**OBJECTIVE:** Locate the string "logo" throughout the material and copy every line in which it occurs.

[Entries with figure data]
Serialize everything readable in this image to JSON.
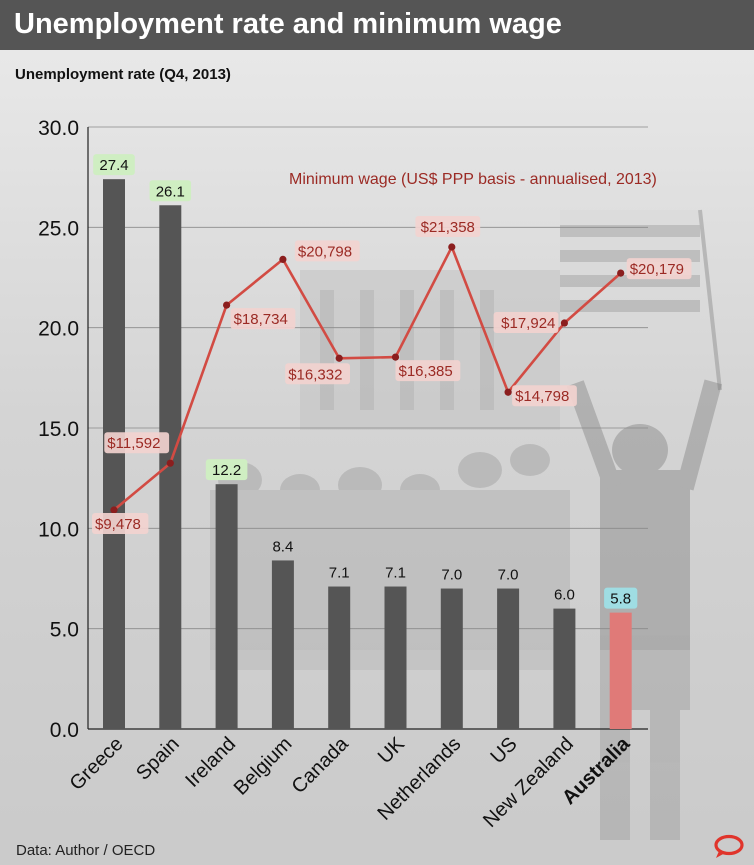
{
  "header": {
    "title": "Unemployment rate and minimum wage",
    "subtitle": "Unemployment rate (Q4, 2013)"
  },
  "footer": {
    "source": "Data: Author / OECD"
  },
  "colors": {
    "title_bar": "#555555",
    "bar": "#555555",
    "bar_highlight": "#e07a78",
    "line": "#d24b43",
    "line_point": "#8b1e1e",
    "line_label_text": "#9b2a24",
    "line_label_bg": "#f2d3cf",
    "badge_green": "#cfeec2",
    "badge_teal": "#9fdde3",
    "logo": "#e0342b"
  },
  "icons": {
    "logo": "the-conversation-logo-icon"
  },
  "chart_data": [
    {
      "type": "bar",
      "title": "Unemployment rate (Q4, 2013)",
      "categories": [
        "Greece",
        "Spain",
        "Ireland",
        "Belgium",
        "Canada",
        "UK",
        "Netherlands",
        "US",
        "New Zealand",
        "Australia"
      ],
      "values": [
        27.4,
        26.1,
        12.2,
        8.4,
        7.1,
        7.1,
        7.0,
        7.0,
        6.0,
        5.8
      ],
      "value_labels": [
        "27.4",
        "26.1",
        "12.2",
        "8.4",
        "7.1",
        "7.1",
        "7.0",
        "7.0",
        "6.0",
        "5.8"
      ],
      "ylim": [
        0,
        30
      ],
      "y_ticks": [
        "0.0",
        "5.0",
        "10.0",
        "15.0",
        "20.0",
        "25.0",
        "30.0"
      ],
      "highlight_category": "Australia",
      "badge_style": [
        "green",
        "green",
        "green",
        "plain",
        "plain",
        "plain",
        "plain",
        "plain",
        "plain",
        "teal"
      ],
      "grid": true
    },
    {
      "type": "line",
      "title": "Minimum wage (US$ PPP basis - annualised, 2013)",
      "categories": [
        "Greece",
        "Spain",
        "Ireland",
        "Belgium",
        "Canada",
        "UK",
        "Netherlands",
        "US",
        "New Zealand",
        "Australia"
      ],
      "values": [
        9478,
        11592,
        18734,
        20798,
        16332,
        16385,
        21358,
        14798,
        17924,
        20179
      ],
      "value_labels": [
        "$9,478",
        "$11,592",
        "$18,734",
        "$20,798",
        "$16,332",
        "$16,385",
        "$21,358",
        "$14,798",
        "$17,924",
        "$20,179"
      ]
    }
  ]
}
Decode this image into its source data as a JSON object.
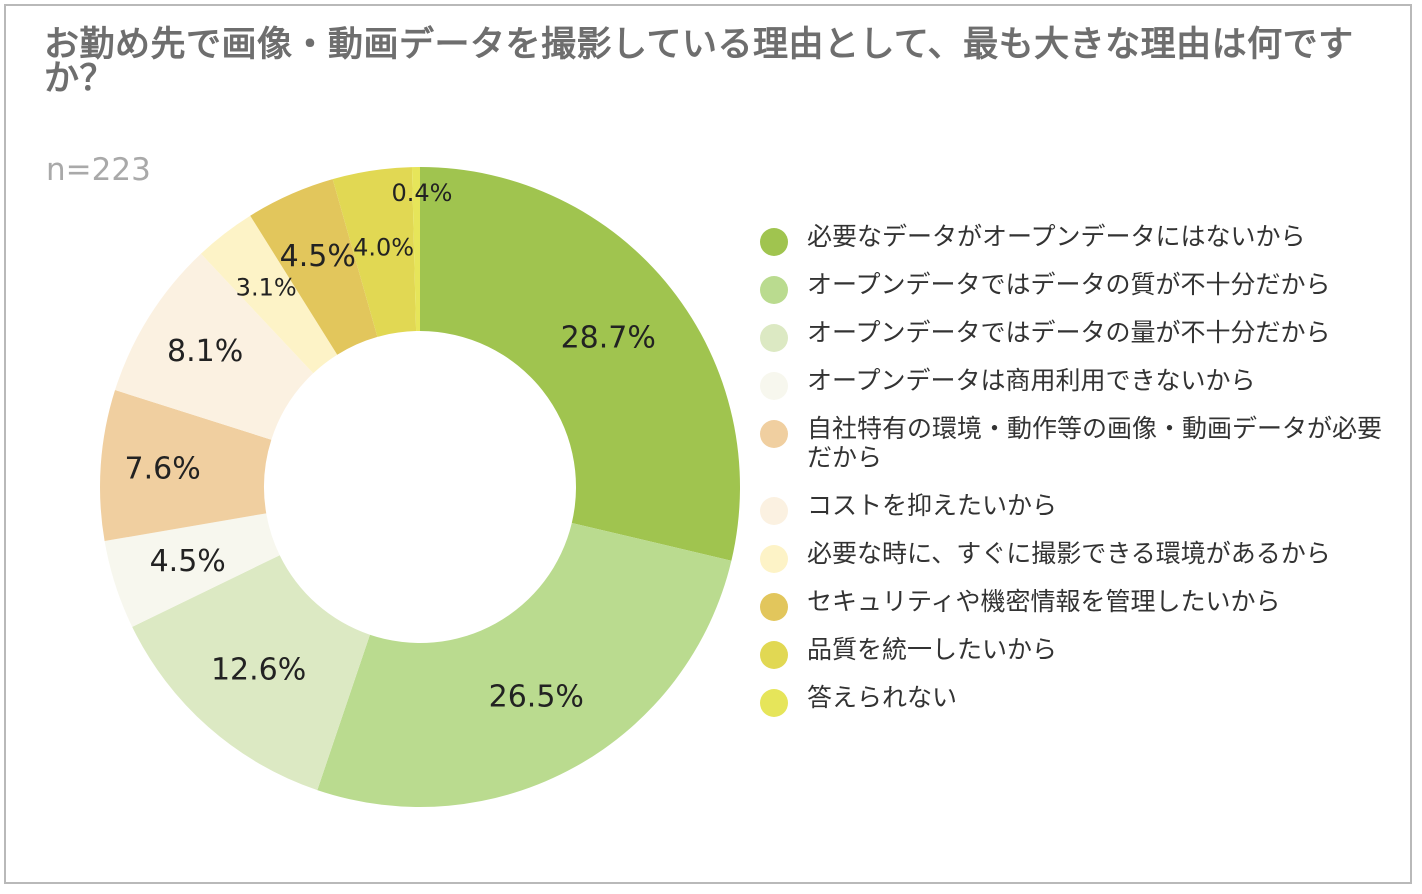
{
  "chart_data": {
    "type": "donut",
    "title": "お勤め先で画像・動画データを撮影している理由として、最も大きな理由は何ですか？",
    "subtitle": "n=223",
    "legend_position": "right",
    "categories": [
      "必要なデータがオープンデータにはないから",
      "オープンデータではデータの質が不十分だから",
      "オープンデータではデータの量が不十分だから",
      "オープンデータは商用利用できないから",
      "自社特有の環境・動作等の画像・動画データが必要だから",
      "コストを抑えたいから",
      "必要な時に、すぐに撮影できる環境があるから",
      "セキュリティや機密情報を管理したいから",
      "品質を統一したいから",
      "答えられない"
    ],
    "values": [
      28.7,
      26.5,
      12.6,
      4.5,
      7.6,
      8.1,
      3.1,
      4.5,
      4.0,
      0.4
    ],
    "data_labels": [
      "28.7%",
      "26.5%",
      "12.6%",
      "4.5%",
      "7.6%",
      "8.1%",
      "3.1%",
      "4.5%",
      "4.0%",
      "0.4%"
    ],
    "colors": [
      "#a0c44f",
      "#badb8f",
      "#dce9c3",
      "#f7f7ee",
      "#f0cfa0",
      "#fbf1e1",
      "#fdf3c7",
      "#e2c65c",
      "#e1d853",
      "#e6e55a"
    ]
  }
}
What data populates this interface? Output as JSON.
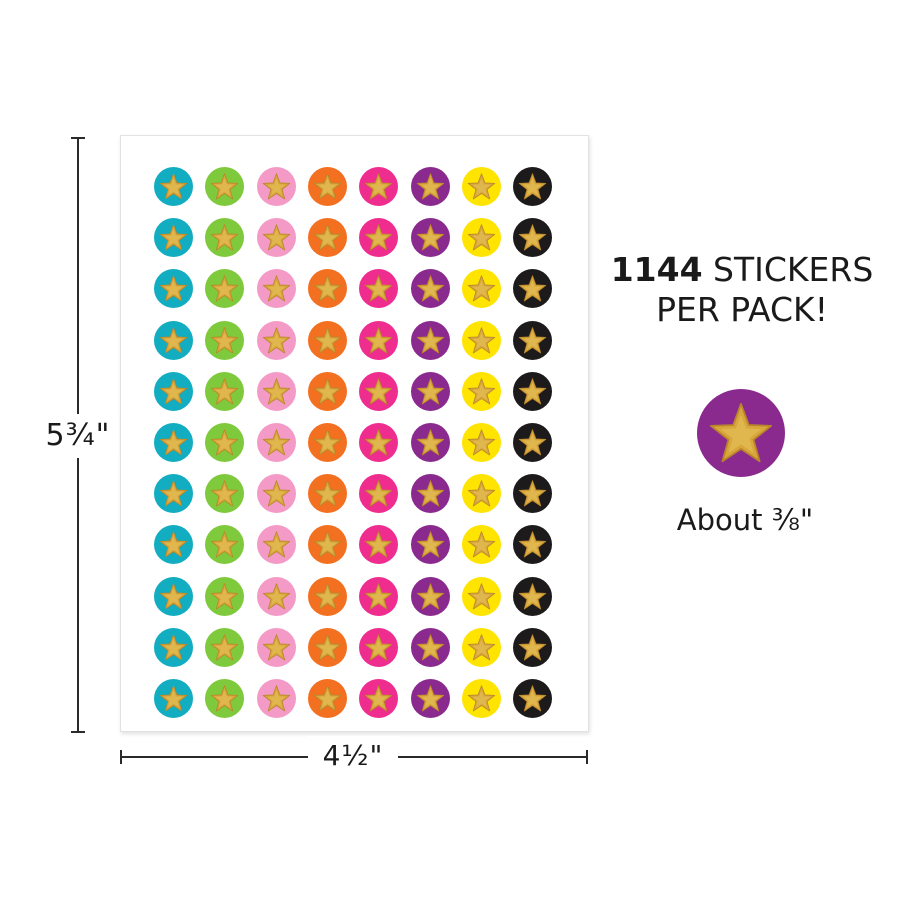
{
  "promo": {
    "count": "1144",
    "line1_rest": " STICKERS",
    "line2": "PER PACK!"
  },
  "dimensions": {
    "height": "5¾\"",
    "width": "4½\""
  },
  "size_note": "About ⅜\"",
  "sheet": {
    "rows": 11,
    "column_colors": [
      "#12adc1",
      "#7fc93d",
      "#f49ac6",
      "#f37021",
      "#ee2d8f",
      "#8b2a8e",
      "#ffe400",
      "#1c1a1a"
    ],
    "star_color": "#d8a63a",
    "star_icon": "glitter-star-icon"
  },
  "sample_sticker": {
    "color": "#8b2a8e",
    "star_icon": "glitter-star-icon"
  }
}
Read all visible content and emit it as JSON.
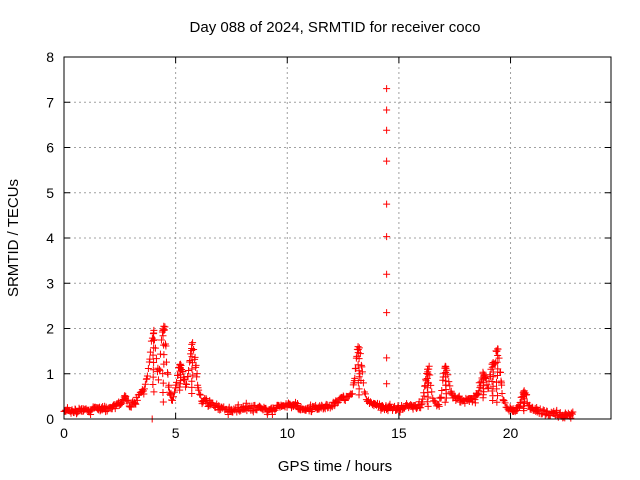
{
  "chart_data": {
    "type": "scatter",
    "title": "Day 088 of 2024, SRMTID for receiver coco",
    "xlabel": "GPS time / hours",
    "ylabel": "SRMTID / TECUs",
    "xlim": [
      0,
      24.5
    ],
    "ylim": [
      0,
      8
    ],
    "xticks": [
      0,
      5,
      10,
      15,
      20
    ],
    "yticks": [
      0,
      1,
      2,
      3,
      4,
      5,
      6,
      7,
      8
    ],
    "grid": true,
    "marker": "+",
    "color": "#ff0000",
    "series": [
      {
        "name": "SRMTID",
        "baseline": [
          [
            0.0,
            0.15
          ],
          [
            0.5,
            0.17
          ],
          [
            1.0,
            0.2
          ],
          [
            1.5,
            0.25
          ],
          [
            2.0,
            0.2
          ],
          [
            2.5,
            0.35
          ],
          [
            2.7,
            0.48
          ],
          [
            3.0,
            0.3
          ],
          [
            3.3,
            0.45
          ],
          [
            3.6,
            0.7
          ],
          [
            3.8,
            0.9
          ],
          [
            4.0,
            0.6
          ],
          [
            4.3,
            0.4
          ],
          [
            4.6,
            0.35
          ],
          [
            4.9,
            0.45
          ],
          [
            5.3,
            0.7
          ],
          [
            5.6,
            0.6
          ],
          [
            6.0,
            0.5
          ],
          [
            6.3,
            0.4
          ],
          [
            6.6,
            0.35
          ],
          [
            7.0,
            0.25
          ],
          [
            7.5,
            0.2
          ],
          [
            8.0,
            0.22
          ],
          [
            8.5,
            0.25
          ],
          [
            9.0,
            0.2
          ],
          [
            9.5,
            0.25
          ],
          [
            10.0,
            0.3
          ],
          [
            10.5,
            0.25
          ],
          [
            11.0,
            0.2
          ],
          [
            11.5,
            0.25
          ],
          [
            12.0,
            0.3
          ],
          [
            12.5,
            0.45
          ],
          [
            13.0,
            0.5
          ],
          [
            13.3,
            0.55
          ],
          [
            13.6,
            0.4
          ],
          [
            14.0,
            0.3
          ],
          [
            14.5,
            0.25
          ],
          [
            15.0,
            0.25
          ],
          [
            15.5,
            0.3
          ],
          [
            16.0,
            0.25
          ],
          [
            16.5,
            0.3
          ],
          [
            17.0,
            0.35
          ],
          [
            17.5,
            0.45
          ],
          [
            18.0,
            0.4
          ],
          [
            18.5,
            0.5
          ],
          [
            19.0,
            0.45
          ],
          [
            19.5,
            0.35
          ],
          [
            20.0,
            0.2
          ],
          [
            20.5,
            0.18
          ],
          [
            21.0,
            0.2
          ],
          [
            21.5,
            0.15
          ],
          [
            22.0,
            0.1
          ],
          [
            22.5,
            0.08
          ],
          [
            22.8,
            0.08
          ]
        ],
        "peaks": [
          {
            "x": 4.0,
            "y": 1.9
          },
          {
            "x": 4.45,
            "y": 2.05
          },
          {
            "x": 5.2,
            "y": 1.2
          },
          {
            "x": 5.75,
            "y": 1.65
          },
          {
            "x": 13.2,
            "y": 1.6
          },
          {
            "x": 16.3,
            "y": 1.1
          },
          {
            "x": 17.1,
            "y": 1.12
          },
          {
            "x": 18.8,
            "y": 1.0
          },
          {
            "x": 19.2,
            "y": 1.25
          },
          {
            "x": 19.4,
            "y": 1.55
          },
          {
            "x": 20.6,
            "y": 0.6
          }
        ],
        "outliers": [
          [
            14.45,
            7.3
          ],
          [
            14.45,
            6.83
          ],
          [
            14.45,
            6.38
          ],
          [
            14.45,
            5.7
          ],
          [
            14.45,
            4.75
          ],
          [
            14.45,
            4.03
          ],
          [
            14.45,
            3.2
          ],
          [
            14.45,
            2.35
          ],
          [
            14.45,
            1.35
          ],
          [
            14.45,
            0.78
          ],
          [
            13.25,
            1.0
          ],
          [
            13.3,
            0.85
          ],
          [
            16.3,
            0.8
          ],
          [
            17.1,
            0.75
          ],
          [
            18.6,
            0.8
          ],
          [
            19.6,
            0.75
          ],
          [
            3.95,
            0.0
          ]
        ]
      }
    ]
  }
}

**THE RESPONSE:**
    "logo": "#e0342b"
    "logo": "the-conversation-logo-icon"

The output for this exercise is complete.